_WHAT THE TASK REQUIRES:_ Restate each line of the listing exactly, without carrying over any pictures.

[Extracted data entries]

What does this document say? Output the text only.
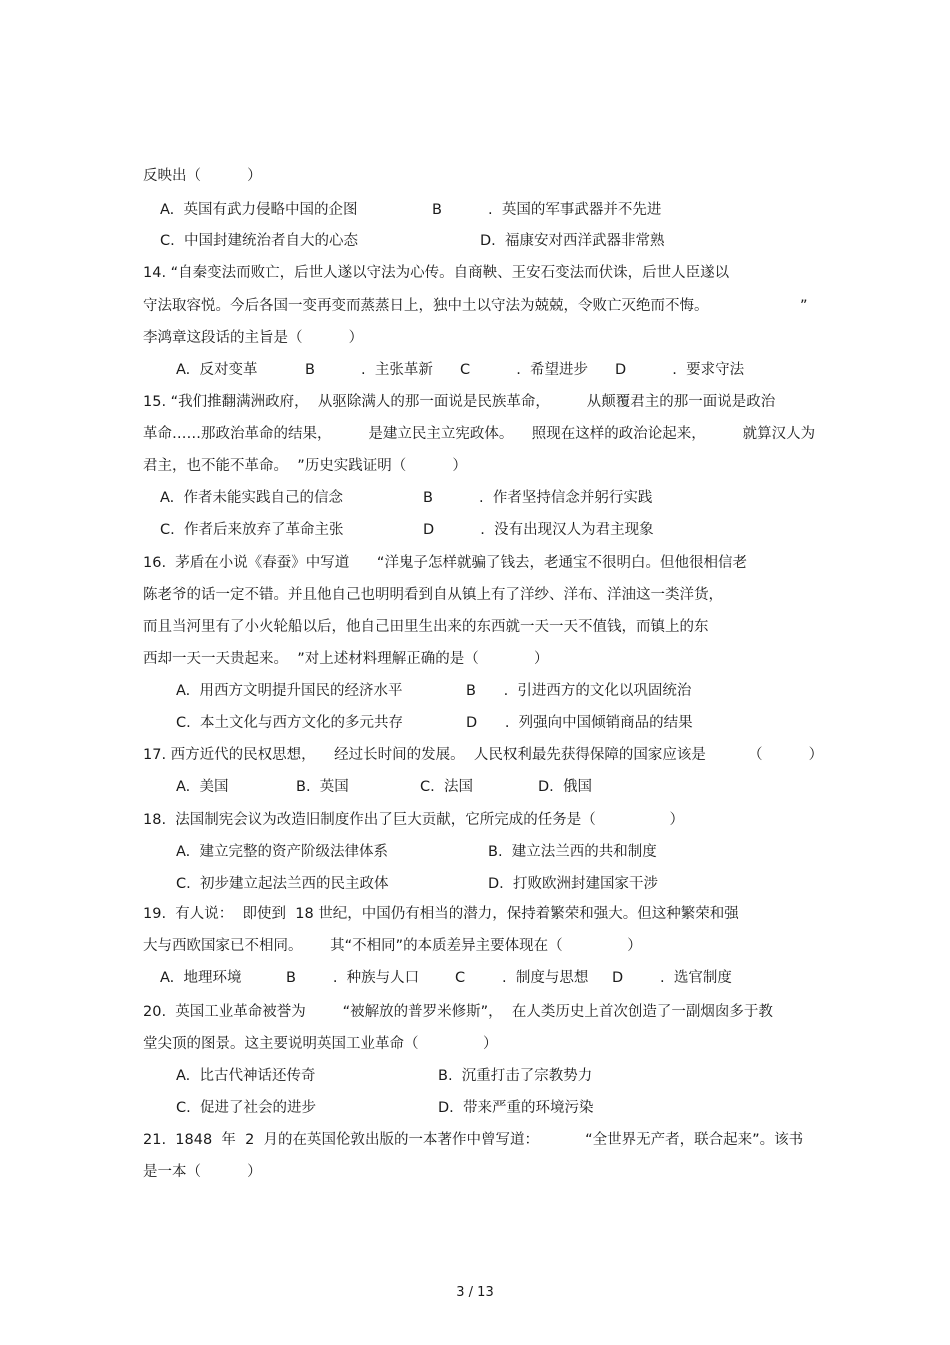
反映出（          ）
A.  英国有武力侵略中国的企图	B          .  英国的军事武器并不先进
C.  中国封建统治者自大的心态	D.  福康安对西洋武器非常熟
14. “自秦变法而败亡，后世人遂以守法为心传。自商鞅、王安石变法而伏诛，后世人臣遂以
守法取容悦。今后各国一变再变而蒸蒸日上，独中土以守法为兢兢，令败亡灭绝而不悔。	”
李鸿章这段话的主旨是（          ）
A.  反对变革	B          .  主张革新 C          .  希望进步 D          .  要求守法
15. “我们推翻满洲政府，  从驱除满人的那一面说是民族革命，        从颠覆君主的那一面说是政治
革命……那政治革命的结果，        是建立民主立宪政体。    照现在这样的政治论起来，        就算汉人为
君主，也不能不革命。  ”历史实践证明（          ）
A.  作者未能实践自己的信念	B          .  作者坚持信念并躬行实践
C.  作者后来放弃了革命主张	D          .  没有出现汉人为君主现象
16.  茅盾在小说《春蚕》中写道      “洋鬼子怎样就骗了钱去，老通宝不很明白。但他很相信老
陈老爷的话一定不错。并且他自己也明明看到自从镇上有了洋纱、洋布、洋油这一类洋货，
而且当河里有了小火轮船以后，他自己田里生出来的东西就一天一天不值钱，而镇上的东
西却一天一天贵起来。  ”对上述材料理解正确的是（            ）
A.  用西方文明提升国民的经济水平	B      .  引进西方的文化以巩固统治
C.  本土文化与西方文化的多元共存	D      .  列强向中国倾销商品的结果
17. 西方近代的民权思想，    经过长时间的发展。  人民权利最先获得保障的国家应该是	（          ）
A.  美国	B.  英国	C.  法国	D.  俄国
18.  法国制宪会议为改造旧制度作出了巨大贡献，它所完成的任务是（                ）
A.  建立完整的资产阶级法律体系	B.  建立法兰西的共和制度
C.  初步建立起法兰西的民主政体	D.  打败欧洲封建国家干涉
19.  有人说：  即使到  18 世纪，中国仍有相当的潜力，保持着繁荣和强大。但这种繁荣和强
大与西欧国家已不相同。      其“不相同”的本质差异主要体现在（              ）
A.  地理环境	B        .  种族与人口 C        .  制度与思想 D        .  选官制度
20.  英国工业革命被誉为        “被解放的普罗米修斯”，  在人类历史上首次创造了一副烟囱多于教
堂尖顶的图景。这主要说明英国工业革命（              ）
A.  比古代神话还传奇	B.  沉重打击了宗教势力
C.  促进了社会的进步	D.  带来严重的环境污染
21.  1848  年  2  月的在英国伦敦出版的一本著作中曾写道：          “全世界无产者，联合起来”。该书
是一本（          ）
3 / 13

_EXERCISE SOLUTION:_
What does this document say? Output the text only.
反映出（          ）
A.  英国有武力侵略中国的企图	B          .  英国的军事武器并不先进
C.  中国封建统治者自大的心态	D.  福康安对西洋武器非常熟
14. “自秦变法而败亡，后世人遂以守法为心传。自商鞅、王安石变法而伏诛，后世人臣遂以
守法取容悦。今后各国一变再变而蒸蒸日上，独中土以守法为兢兢，令败亡灭绝而不悔。	”
李鸿章这段话的主旨是（          ）
A.  反对变革	B          .  主张革新 C          .  希望进步 D          .  要求守法
15. “我们推翻满洲政府，  从驱除满人的那一面说是民族革命，        从颠覆君主的那一面说是政治
革命……那政治革命的结果，        是建立民主立宪政体。    照现在这样的政治论起来，        就算汉人为
君主，也不能不革命。  ”历史实践证明（          ）
A.  作者未能实践自己的信念	B          .  作者坚持信念并躬行实践
C.  作者后来放弃了革命主张	D          .  没有出现汉人为君主现象
16.  茅盾在小说《春蚕》中写道      “洋鬼子怎样就骗了钱去，老通宝不很明白。但他很相信老
陈老爷的话一定不错。并且他自己也明明看到自从镇上有了洋纱、洋布、洋油这一类洋货，
而且当河里有了小火轮船以后，他自己田里生出来的东西就一天一天不值钱，而镇上的东
西却一天一天贵起来。  ”对上述材料理解正确的是（            ）
A.  用西方文明提升国民的经济水平	B      .  引进西方的文化以巩固统治
C.  本土文化与西方文化的多元共存	D      .  列强向中国倾销商品的结果
17. 西方近代的民权思想，    经过长时间的发展。  人民权利最先获得保障的国家应该是	（          ）
A.  美国	B.  英国	C.  法国	D.  俄国
18.  法国制宪会议为改造旧制度作出了巨大贡献，它所完成的任务是（                ）
A.  建立完整的资产阶级法律体系	B.  建立法兰西的共和制度
C.  初步建立起法兰西的民主政体	D.  打败欧洲封建国家干涉
19.  有人说：  即使到  18 世纪，中国仍有相当的潜力，保持着繁荣和强大。但这种繁荣和强
大与西欧国家已不相同。      其“不相同”的本质差异主要体现在（              ）
A.  地理环境	B        .  种族与人口 C        .  制度与思想 D        .  选官制度
20.  英国工业革命被誉为        “被解放的普罗米修斯”，  在人类历史上首次创造了一副烟囱多于教
堂尖顶的图景。这主要说明英国工业革命（              ）
A.  比古代神话还传奇	B.  沉重打击了宗教势力
C.  促进了社会的进步	D.  带来严重的环境污染
21.  1848  年  2  月的在英国伦敦出版的一本著作中曾写道：          “全世界无产者，联合起来”。该书
是一本（          ）
3 / 13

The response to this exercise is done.